** start Items **
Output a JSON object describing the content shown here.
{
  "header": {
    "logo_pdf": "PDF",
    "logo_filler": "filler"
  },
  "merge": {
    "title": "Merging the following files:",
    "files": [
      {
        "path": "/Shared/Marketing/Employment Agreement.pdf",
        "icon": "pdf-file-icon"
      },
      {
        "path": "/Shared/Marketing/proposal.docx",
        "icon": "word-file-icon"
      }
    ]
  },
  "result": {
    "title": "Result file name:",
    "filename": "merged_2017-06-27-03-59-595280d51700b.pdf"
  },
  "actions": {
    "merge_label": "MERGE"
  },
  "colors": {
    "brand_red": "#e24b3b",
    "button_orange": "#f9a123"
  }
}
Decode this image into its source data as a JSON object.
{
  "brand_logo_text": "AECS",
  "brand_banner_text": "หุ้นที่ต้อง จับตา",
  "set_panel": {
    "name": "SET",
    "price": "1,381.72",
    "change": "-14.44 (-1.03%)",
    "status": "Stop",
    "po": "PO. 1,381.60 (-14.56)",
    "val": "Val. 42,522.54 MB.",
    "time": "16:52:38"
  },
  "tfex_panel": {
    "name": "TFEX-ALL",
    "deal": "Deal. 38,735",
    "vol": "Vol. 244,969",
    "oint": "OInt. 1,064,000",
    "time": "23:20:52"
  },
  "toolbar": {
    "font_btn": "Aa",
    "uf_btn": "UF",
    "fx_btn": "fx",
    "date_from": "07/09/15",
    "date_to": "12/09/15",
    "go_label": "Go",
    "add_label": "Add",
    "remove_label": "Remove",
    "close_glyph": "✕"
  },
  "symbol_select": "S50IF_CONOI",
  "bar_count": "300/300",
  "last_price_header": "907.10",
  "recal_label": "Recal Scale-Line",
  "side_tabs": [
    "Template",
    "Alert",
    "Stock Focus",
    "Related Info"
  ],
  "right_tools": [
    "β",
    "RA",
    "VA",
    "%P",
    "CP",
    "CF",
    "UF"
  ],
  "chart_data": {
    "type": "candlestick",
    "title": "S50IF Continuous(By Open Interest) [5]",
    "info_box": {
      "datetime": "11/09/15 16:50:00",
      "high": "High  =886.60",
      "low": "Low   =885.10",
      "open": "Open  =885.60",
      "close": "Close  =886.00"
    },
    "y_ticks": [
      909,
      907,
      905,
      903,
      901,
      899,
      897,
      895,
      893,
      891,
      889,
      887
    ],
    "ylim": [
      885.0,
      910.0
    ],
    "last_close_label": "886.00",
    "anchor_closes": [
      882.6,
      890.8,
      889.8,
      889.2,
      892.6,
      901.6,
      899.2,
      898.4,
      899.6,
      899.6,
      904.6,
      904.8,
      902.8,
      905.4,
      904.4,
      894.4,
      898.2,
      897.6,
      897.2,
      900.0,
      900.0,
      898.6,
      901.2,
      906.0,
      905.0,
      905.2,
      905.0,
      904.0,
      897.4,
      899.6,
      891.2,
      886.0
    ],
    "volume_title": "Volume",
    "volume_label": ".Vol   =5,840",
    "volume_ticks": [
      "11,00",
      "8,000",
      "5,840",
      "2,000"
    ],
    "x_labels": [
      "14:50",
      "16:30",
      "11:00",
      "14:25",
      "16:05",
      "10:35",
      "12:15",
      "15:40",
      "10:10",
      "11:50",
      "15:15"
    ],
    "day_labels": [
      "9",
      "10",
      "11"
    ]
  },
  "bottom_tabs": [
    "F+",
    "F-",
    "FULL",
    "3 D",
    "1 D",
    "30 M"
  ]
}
** end Items **
> _Directive_
Print the material once more, exactly.

> _Output for this task_
Output a JSON object describing the content shown here.
{
  "header": {
    "logo_pdf": "PDF",
    "logo_filler": "filler"
  },
  "merge": {
    "title": "Merging the following files:",
    "files": [
      {
        "path": "/Shared/Marketing/Employment Agreement.pdf",
        "icon": "pdf-file-icon"
      },
      {
        "path": "/Shared/Marketing/proposal.docx",
        "icon": "word-file-icon"
      }
    ]
  },
  "result": {
    "title": "Result file name:",
    "filename": "merged_2017-06-27-03-59-595280d51700b.pdf"
  },
  "actions": {
    "merge_label": "MERGE"
  },
  "colors": {
    "brand_red": "#e24b3b",
    "button_orange": "#f9a123"
  }
}
Decode this image into its source data as a JSON object.
{
  "brand_logo_text": "AECS",
  "brand_banner_text": "หุ้นที่ต้อง จับตา",
  "set_panel": {
    "name": "SET",
    "price": "1,381.72",
    "change": "-14.44 (-1.03%)",
    "status": "Stop",
    "po": "PO. 1,381.60 (-14.56)",
    "val": "Val. 42,522.54 MB.",
    "time": "16:52:38"
  },
  "tfex_panel": {
    "name": "TFEX-ALL",
    "deal": "Deal. 38,735",
    "vol": "Vol. 244,969",
    "oint": "OInt. 1,064,000",
    "time": "23:20:52"
  },
  "toolbar": {
    "font_btn": "Aa",
    "uf_btn": "UF",
    "fx_btn": "fx",
    "date_from": "07/09/15",
    "date_to": "12/09/15",
    "go_label": "Go",
    "add_label": "Add",
    "remove_label": "Remove",
    "close_glyph": "✕"
  },
  "symbol_select": "S50IF_CONOI",
  "bar_count": "300/300",
  "last_price_header": "907.10",
  "recal_label": "Recal Scale-Line",
  "side_tabs": [
    "Template",
    "Alert",
    "Stock Focus",
    "Related Info"
  ],
  "right_tools": [
    "β",
    "RA",
    "VA",
    "%P",
    "CP",
    "CF",
    "UF"
  ],
  "chart_data": {
    "type": "candlestick",
    "title": "S50IF Continuous(By Open Interest) [5]",
    "info_box": {
      "datetime": "11/09/15 16:50:00",
      "high": "High  =886.60",
      "low": "Low   =885.10",
      "open": "Open  =885.60",
      "close": "Close  =886.00"
    },
    "y_ticks": [
      909,
      907,
      905,
      903,
      901,
      899,
      897,
      895,
      893,
      891,
      889,
      887
    ],
    "ylim": [
      885.0,
      910.0
    ],
    "last_close_label": "886.00",
    "anchor_closes": [
      882.6,
      890.8,
      889.8,
      889.2,
      892.6,
      901.6,
      899.2,
      898.4,
      899.6,
      899.6,
      904.6,
      904.8,
      902.8,
      905.4,
      904.4,
      894.4,
      898.2,
      897.6,
      897.2,
      900.0,
      900.0,
      898.6,
      901.2,
      906.0,
      905.0,
      905.2,
      905.0,
      904.0,
      897.4,
      899.6,
      891.2,
      886.0
    ],
    "volume_title": "Volume",
    "volume_label": ".Vol   =5,840",
    "volume_ticks": [
      "11,00",
      "8,000",
      "5,840",
      "2,000"
    ],
    "x_labels": [
      "14:50",
      "16:30",
      "11:00",
      "14:25",
      "16:05",
      "10:35",
      "12:15",
      "15:40",
      "10:10",
      "11:50",
      "15:15"
    ],
    "day_labels": [
      "9",
      "10",
      "11"
    ]
  },
  "bottom_tabs": [
    "F+",
    "F-",
    "FULL",
    "3 D",
    "1 D",
    "30 M"
  ]
}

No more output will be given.